▸ **REQUIREMENTS**
List every line in this data where the string "text" occurs.

Source data:
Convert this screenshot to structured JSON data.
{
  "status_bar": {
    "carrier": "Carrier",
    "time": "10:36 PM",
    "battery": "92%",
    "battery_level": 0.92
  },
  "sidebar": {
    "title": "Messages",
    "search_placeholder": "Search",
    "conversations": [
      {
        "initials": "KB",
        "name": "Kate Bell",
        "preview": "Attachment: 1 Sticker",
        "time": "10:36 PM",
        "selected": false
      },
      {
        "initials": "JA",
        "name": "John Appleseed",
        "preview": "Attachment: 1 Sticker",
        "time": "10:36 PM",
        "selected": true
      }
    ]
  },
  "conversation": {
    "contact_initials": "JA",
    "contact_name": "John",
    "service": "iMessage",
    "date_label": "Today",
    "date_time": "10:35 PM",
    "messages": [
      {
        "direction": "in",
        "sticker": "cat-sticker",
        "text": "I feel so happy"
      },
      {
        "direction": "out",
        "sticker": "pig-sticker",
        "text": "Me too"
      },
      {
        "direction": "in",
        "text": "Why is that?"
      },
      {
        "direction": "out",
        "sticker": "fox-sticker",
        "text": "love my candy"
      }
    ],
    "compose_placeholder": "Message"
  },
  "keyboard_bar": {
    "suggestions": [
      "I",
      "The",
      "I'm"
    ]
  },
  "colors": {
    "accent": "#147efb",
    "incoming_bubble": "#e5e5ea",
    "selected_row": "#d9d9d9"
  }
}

▸ **ANSWER TO THE EXERCISE**
        "text": "I feel so happy"
        "text": "Me too"
        "text": "Why is that?"
        "text": "love my candy"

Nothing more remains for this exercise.